Look through the material below. Copy every line with the string "Autumn" in it.

──────────────────────────────

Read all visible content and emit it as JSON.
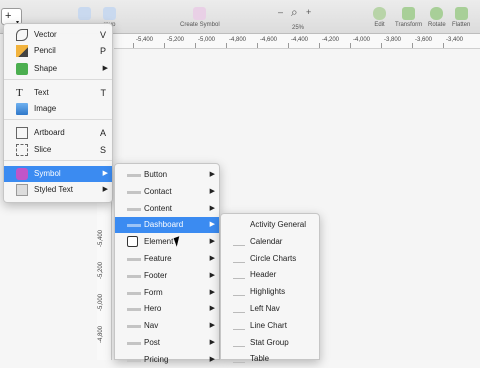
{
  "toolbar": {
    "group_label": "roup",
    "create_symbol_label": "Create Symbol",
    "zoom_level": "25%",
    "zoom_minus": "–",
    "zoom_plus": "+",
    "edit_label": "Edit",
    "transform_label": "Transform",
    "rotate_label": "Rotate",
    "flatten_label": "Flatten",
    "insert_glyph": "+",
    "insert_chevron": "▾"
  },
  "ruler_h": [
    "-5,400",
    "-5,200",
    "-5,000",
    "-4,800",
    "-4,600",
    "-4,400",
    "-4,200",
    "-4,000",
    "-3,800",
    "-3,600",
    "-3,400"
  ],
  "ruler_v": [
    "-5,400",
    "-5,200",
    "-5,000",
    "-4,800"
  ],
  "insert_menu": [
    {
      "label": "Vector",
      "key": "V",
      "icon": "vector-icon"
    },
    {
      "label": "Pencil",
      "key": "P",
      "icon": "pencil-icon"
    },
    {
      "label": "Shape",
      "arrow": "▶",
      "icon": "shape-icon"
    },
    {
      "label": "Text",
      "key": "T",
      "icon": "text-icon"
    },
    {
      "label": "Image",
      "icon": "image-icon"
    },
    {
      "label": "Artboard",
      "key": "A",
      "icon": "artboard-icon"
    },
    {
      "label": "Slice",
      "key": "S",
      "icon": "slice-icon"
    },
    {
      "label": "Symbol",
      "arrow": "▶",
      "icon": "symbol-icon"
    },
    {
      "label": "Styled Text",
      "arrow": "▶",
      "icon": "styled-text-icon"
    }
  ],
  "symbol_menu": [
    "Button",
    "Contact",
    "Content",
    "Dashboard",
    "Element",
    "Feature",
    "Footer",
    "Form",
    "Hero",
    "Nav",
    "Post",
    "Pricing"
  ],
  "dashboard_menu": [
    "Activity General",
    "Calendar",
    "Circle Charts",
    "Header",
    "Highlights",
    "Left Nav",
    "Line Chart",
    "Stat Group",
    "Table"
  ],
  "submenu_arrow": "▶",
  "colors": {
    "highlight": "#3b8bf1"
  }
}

──────────────────────────────

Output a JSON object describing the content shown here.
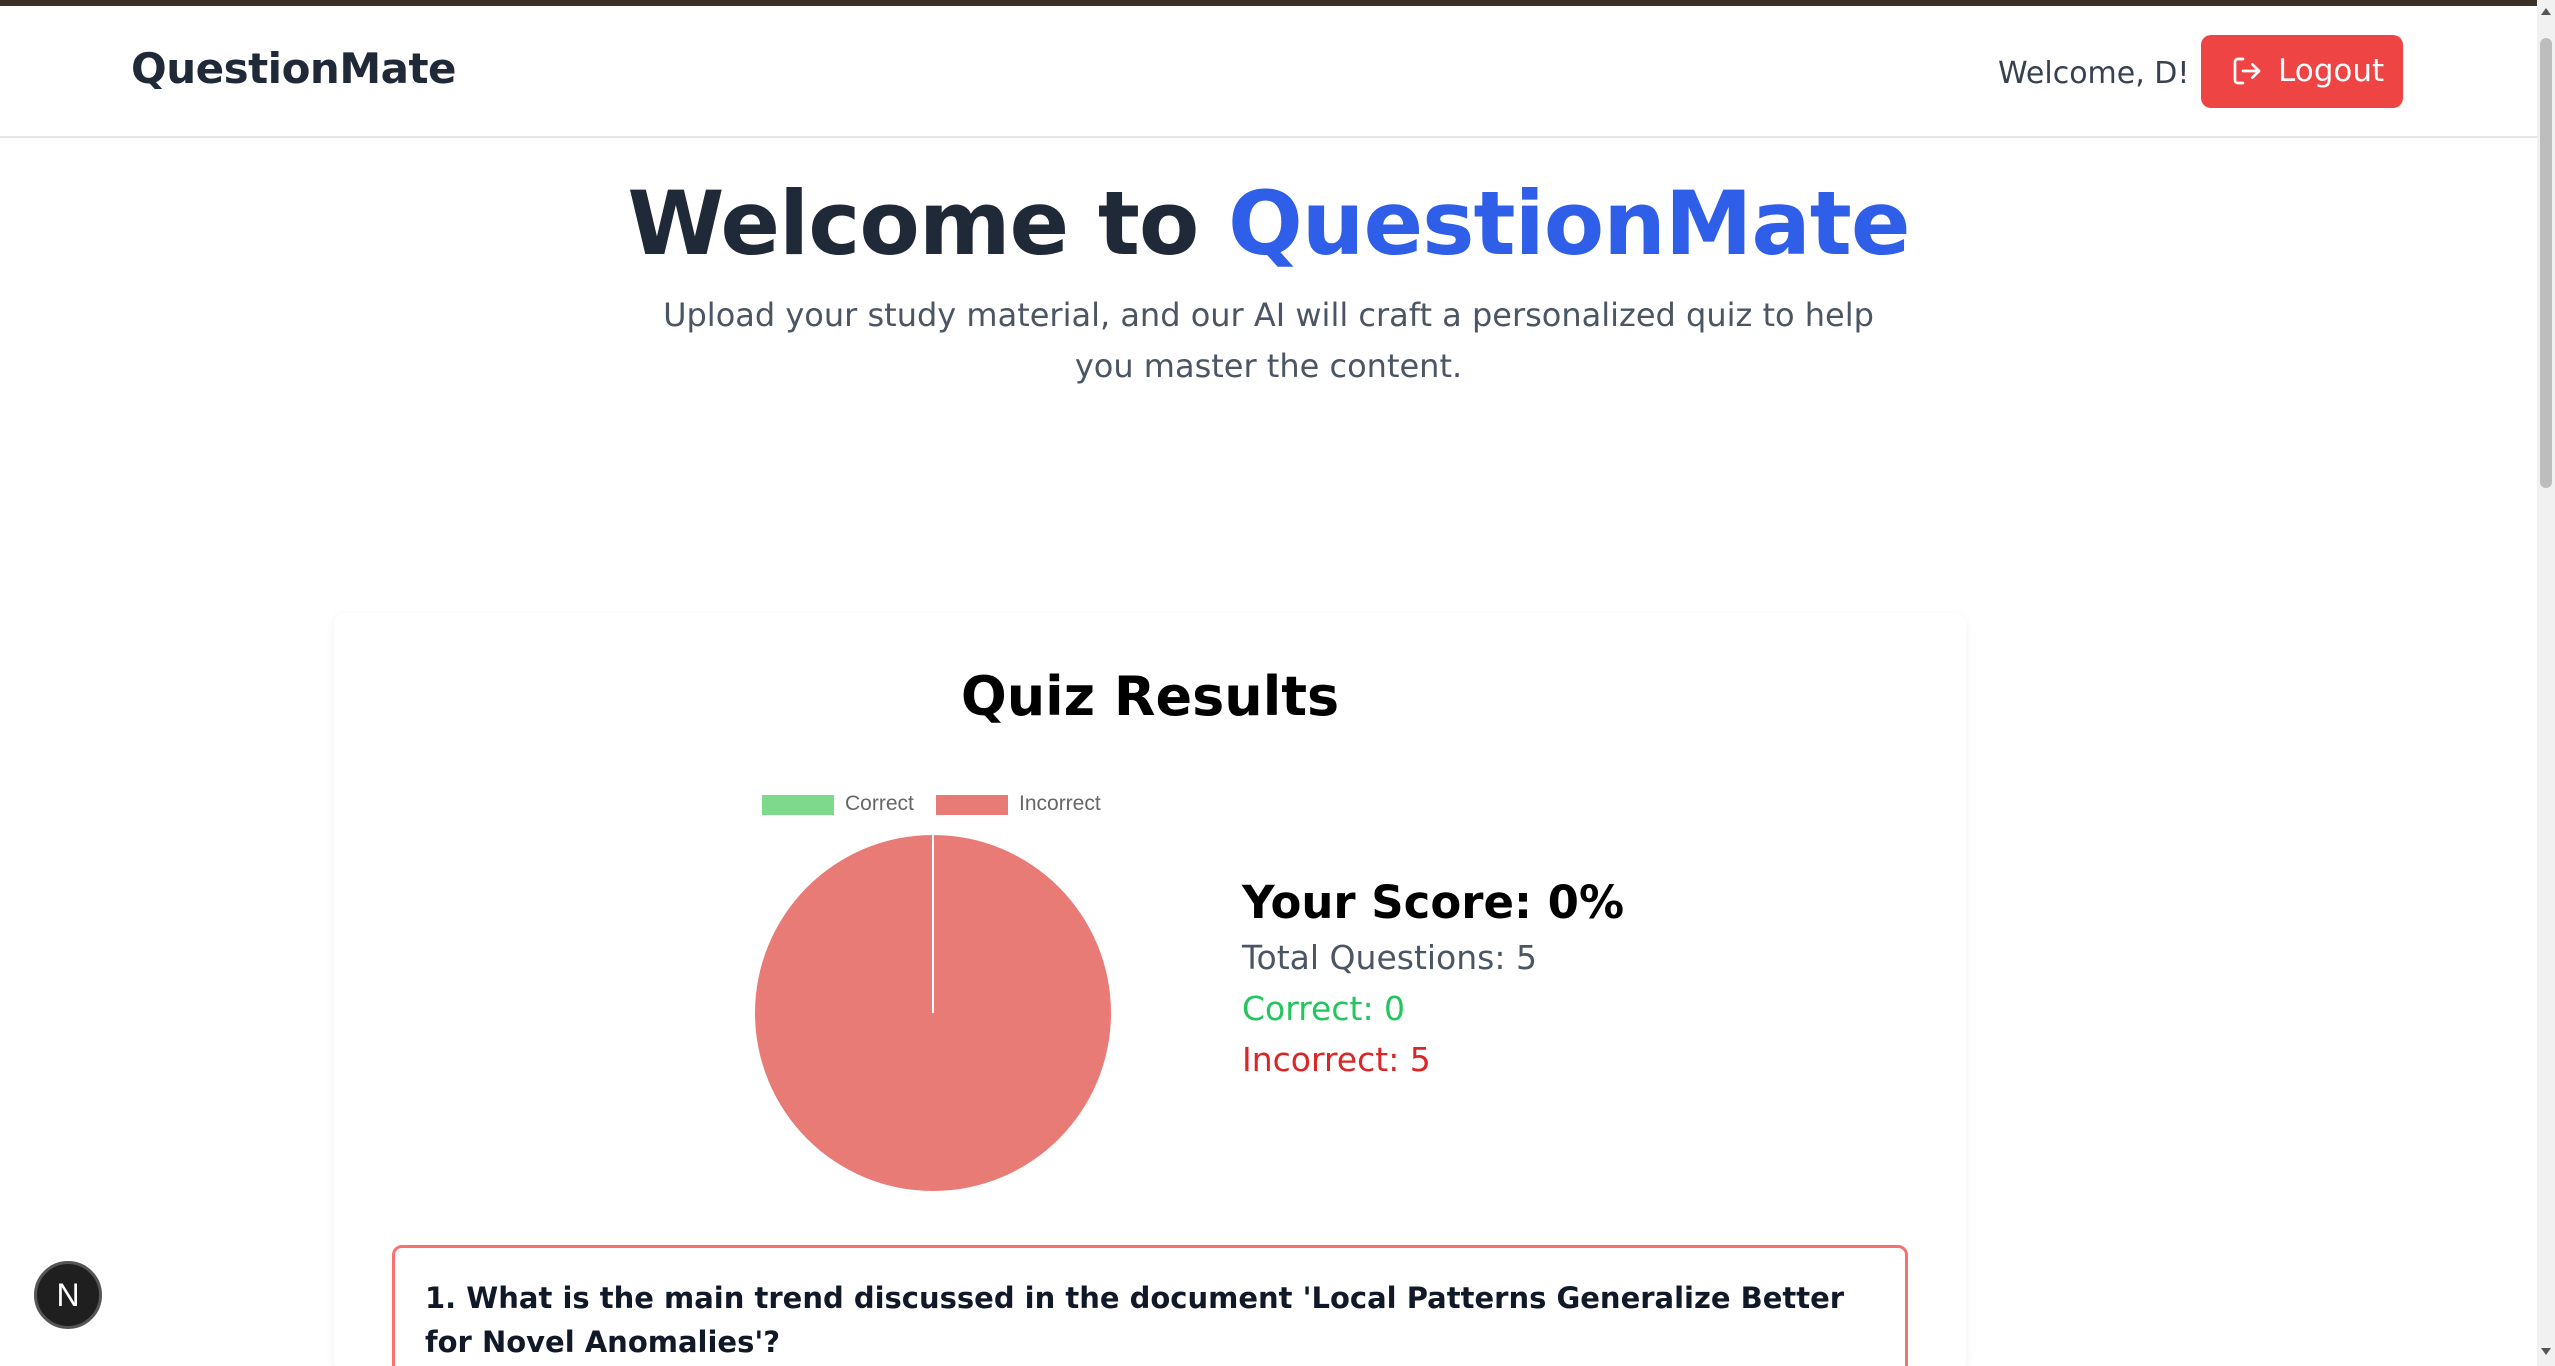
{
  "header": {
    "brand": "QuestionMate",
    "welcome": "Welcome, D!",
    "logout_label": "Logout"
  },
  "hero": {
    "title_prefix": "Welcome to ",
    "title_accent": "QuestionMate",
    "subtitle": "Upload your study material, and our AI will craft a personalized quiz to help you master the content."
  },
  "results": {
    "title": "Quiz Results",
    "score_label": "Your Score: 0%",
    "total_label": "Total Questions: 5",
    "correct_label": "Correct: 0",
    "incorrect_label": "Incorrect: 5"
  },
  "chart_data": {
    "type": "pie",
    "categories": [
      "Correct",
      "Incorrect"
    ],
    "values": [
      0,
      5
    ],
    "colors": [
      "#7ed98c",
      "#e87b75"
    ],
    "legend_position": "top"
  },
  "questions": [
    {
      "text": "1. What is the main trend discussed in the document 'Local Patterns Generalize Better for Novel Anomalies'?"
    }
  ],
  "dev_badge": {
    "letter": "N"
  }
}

──────────────────────────────

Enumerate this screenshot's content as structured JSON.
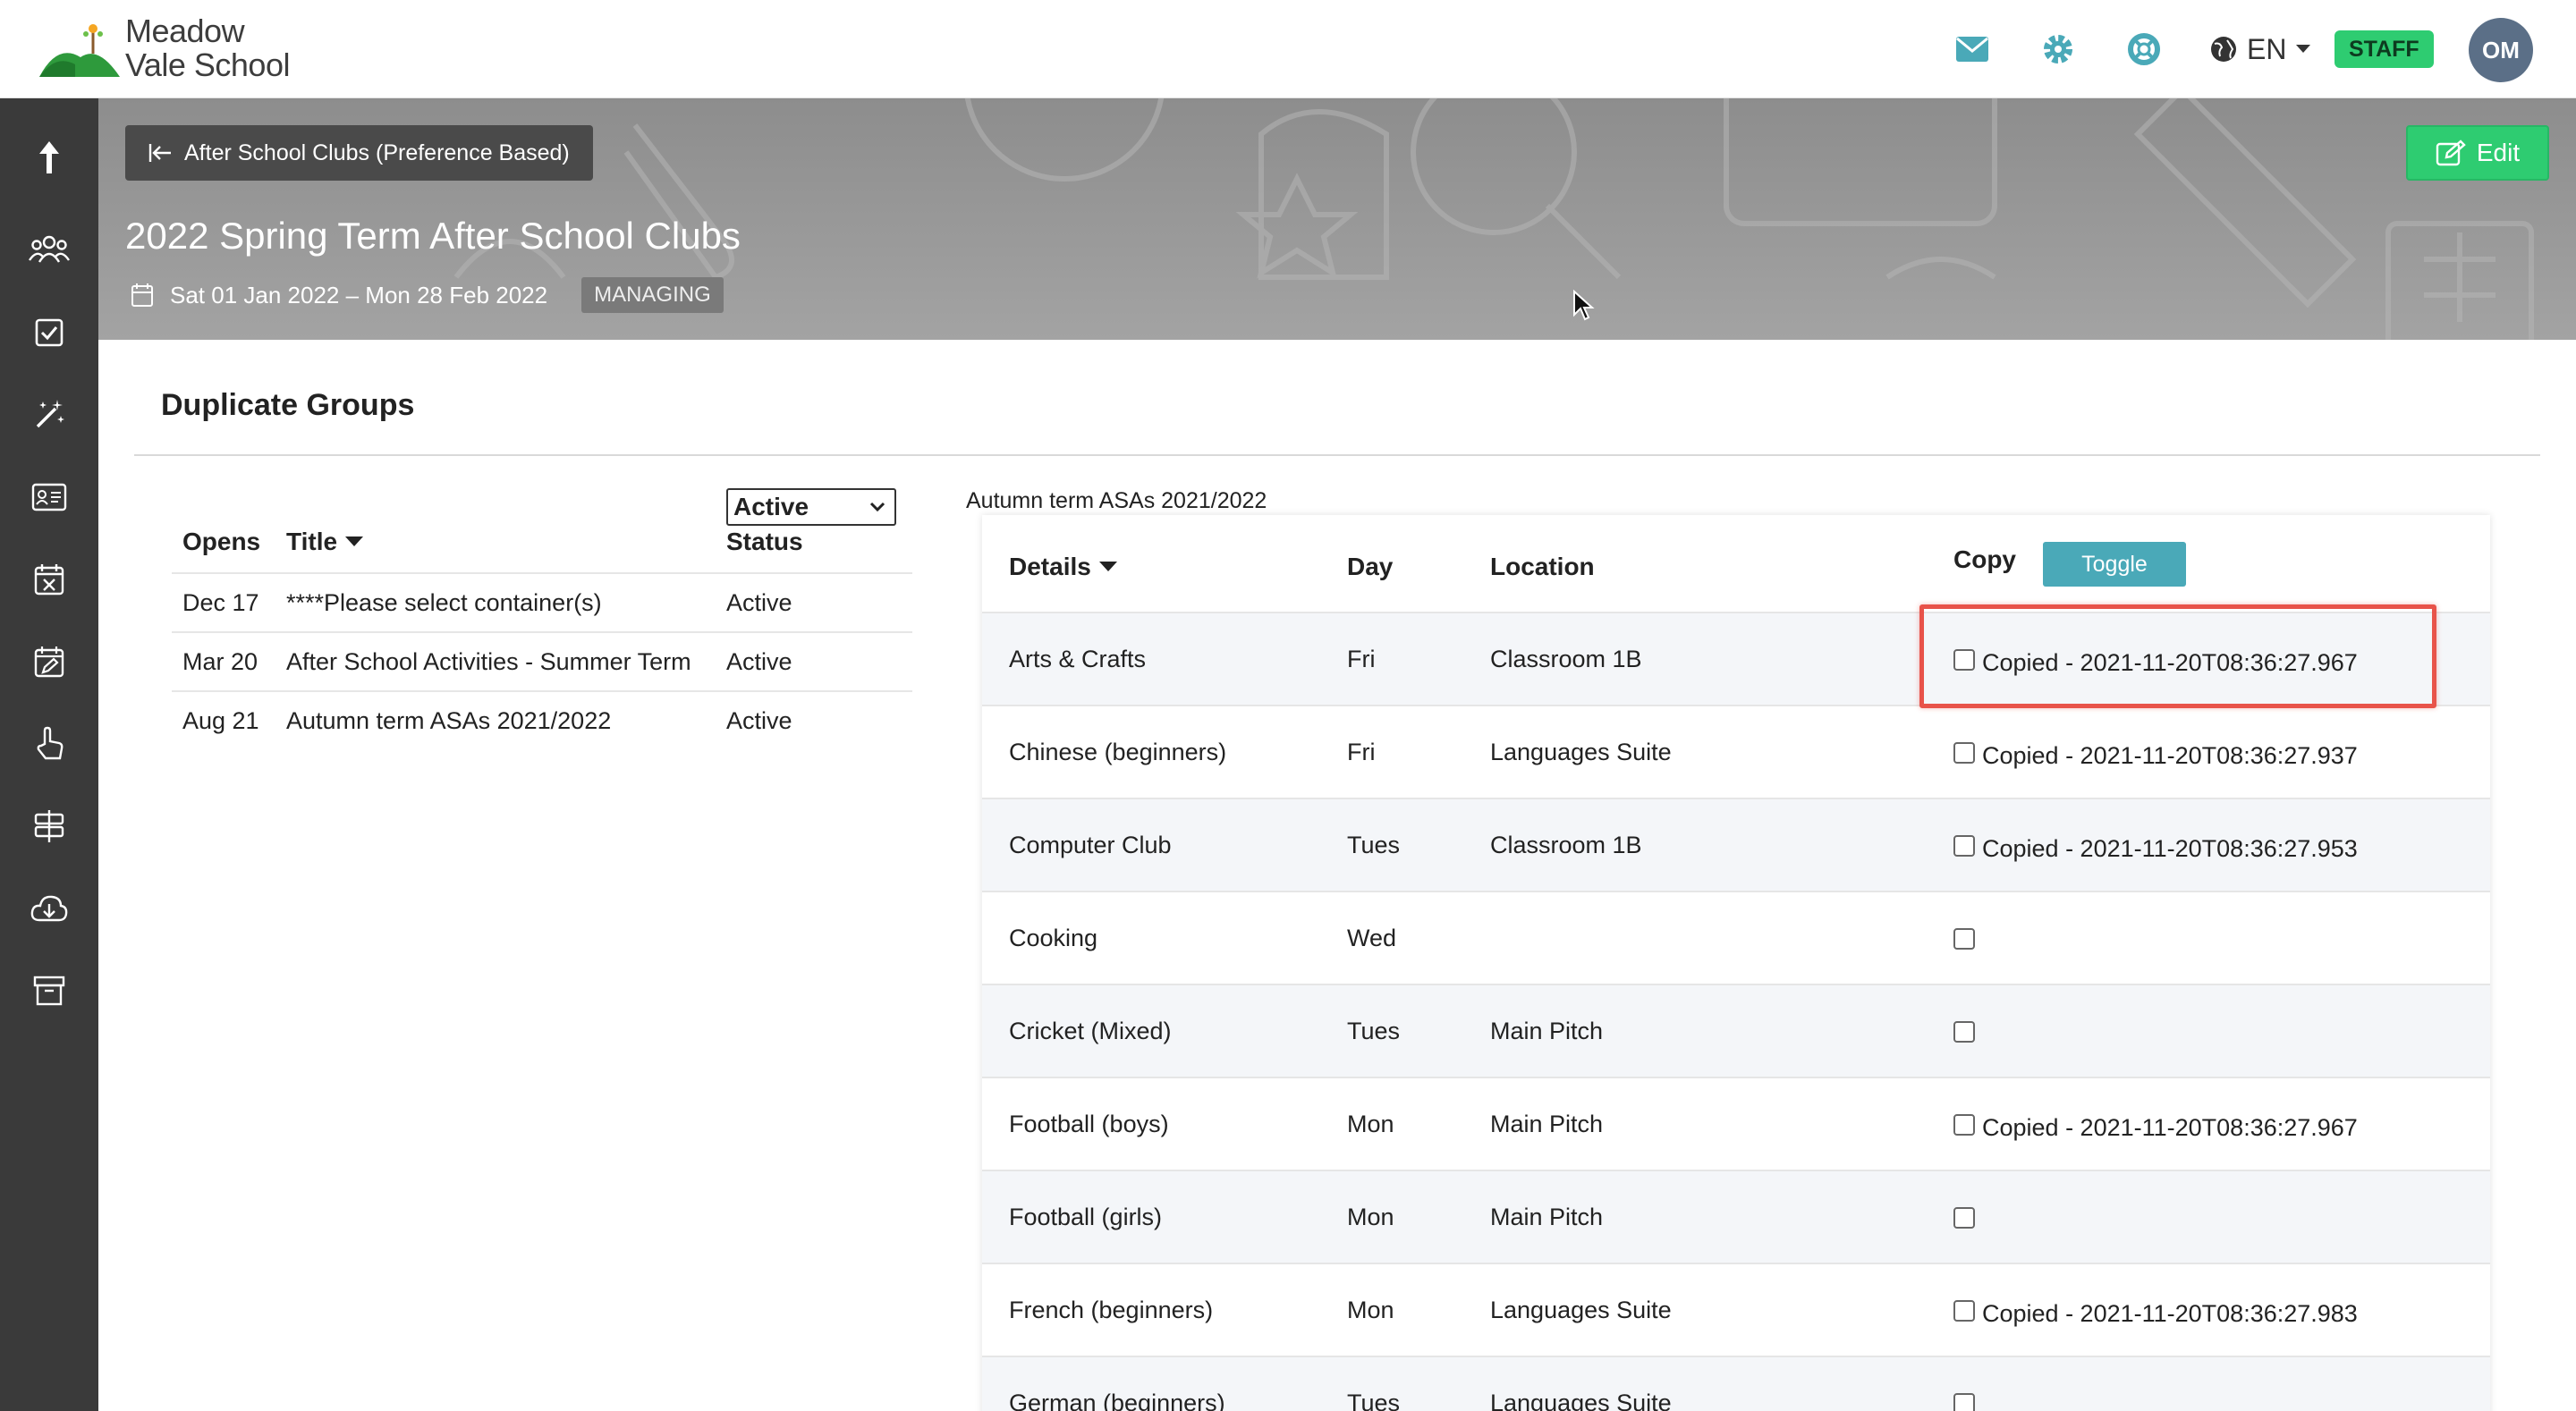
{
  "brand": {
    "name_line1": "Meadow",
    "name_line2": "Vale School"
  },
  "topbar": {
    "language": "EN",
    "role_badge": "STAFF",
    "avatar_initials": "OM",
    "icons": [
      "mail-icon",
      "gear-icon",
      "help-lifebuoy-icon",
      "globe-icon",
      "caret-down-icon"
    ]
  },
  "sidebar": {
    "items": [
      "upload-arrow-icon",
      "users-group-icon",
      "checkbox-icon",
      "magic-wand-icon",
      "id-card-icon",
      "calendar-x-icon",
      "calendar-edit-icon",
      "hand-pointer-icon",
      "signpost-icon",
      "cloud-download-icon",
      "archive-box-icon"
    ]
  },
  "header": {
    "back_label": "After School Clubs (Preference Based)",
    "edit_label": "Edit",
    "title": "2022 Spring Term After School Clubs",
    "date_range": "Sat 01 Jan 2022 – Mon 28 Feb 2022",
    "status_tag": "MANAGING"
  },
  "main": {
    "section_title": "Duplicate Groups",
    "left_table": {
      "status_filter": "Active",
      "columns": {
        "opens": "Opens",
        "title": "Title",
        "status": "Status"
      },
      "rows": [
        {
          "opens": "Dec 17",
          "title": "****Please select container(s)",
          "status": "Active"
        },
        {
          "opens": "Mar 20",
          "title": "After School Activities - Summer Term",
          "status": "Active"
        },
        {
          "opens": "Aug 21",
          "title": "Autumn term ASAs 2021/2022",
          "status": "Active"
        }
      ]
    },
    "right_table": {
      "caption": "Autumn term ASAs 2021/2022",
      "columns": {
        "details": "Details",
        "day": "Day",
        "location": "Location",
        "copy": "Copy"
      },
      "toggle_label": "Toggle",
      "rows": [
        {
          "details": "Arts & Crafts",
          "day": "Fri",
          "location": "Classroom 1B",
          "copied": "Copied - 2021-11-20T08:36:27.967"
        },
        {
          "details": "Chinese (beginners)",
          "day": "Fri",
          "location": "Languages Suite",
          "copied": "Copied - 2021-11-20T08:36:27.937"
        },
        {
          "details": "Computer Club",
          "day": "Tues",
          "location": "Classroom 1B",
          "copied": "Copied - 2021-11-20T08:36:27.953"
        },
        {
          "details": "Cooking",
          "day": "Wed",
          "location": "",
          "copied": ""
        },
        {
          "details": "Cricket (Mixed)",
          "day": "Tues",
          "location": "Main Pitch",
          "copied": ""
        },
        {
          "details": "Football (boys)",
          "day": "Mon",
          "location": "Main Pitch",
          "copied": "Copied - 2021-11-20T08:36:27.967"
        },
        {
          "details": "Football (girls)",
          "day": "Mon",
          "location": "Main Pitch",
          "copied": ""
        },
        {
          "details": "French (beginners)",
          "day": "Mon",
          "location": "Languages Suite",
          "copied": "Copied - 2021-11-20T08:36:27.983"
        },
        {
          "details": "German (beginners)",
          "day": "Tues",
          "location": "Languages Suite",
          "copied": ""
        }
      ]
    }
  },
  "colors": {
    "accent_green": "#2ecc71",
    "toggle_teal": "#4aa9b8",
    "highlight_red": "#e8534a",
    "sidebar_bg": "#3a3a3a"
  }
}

──────────────────────────────

WRITTEN RESPONSE:
          "title": "Autumn term ASAs 2021/2022",
      "caption": "Autumn term ASAs 2021/2022",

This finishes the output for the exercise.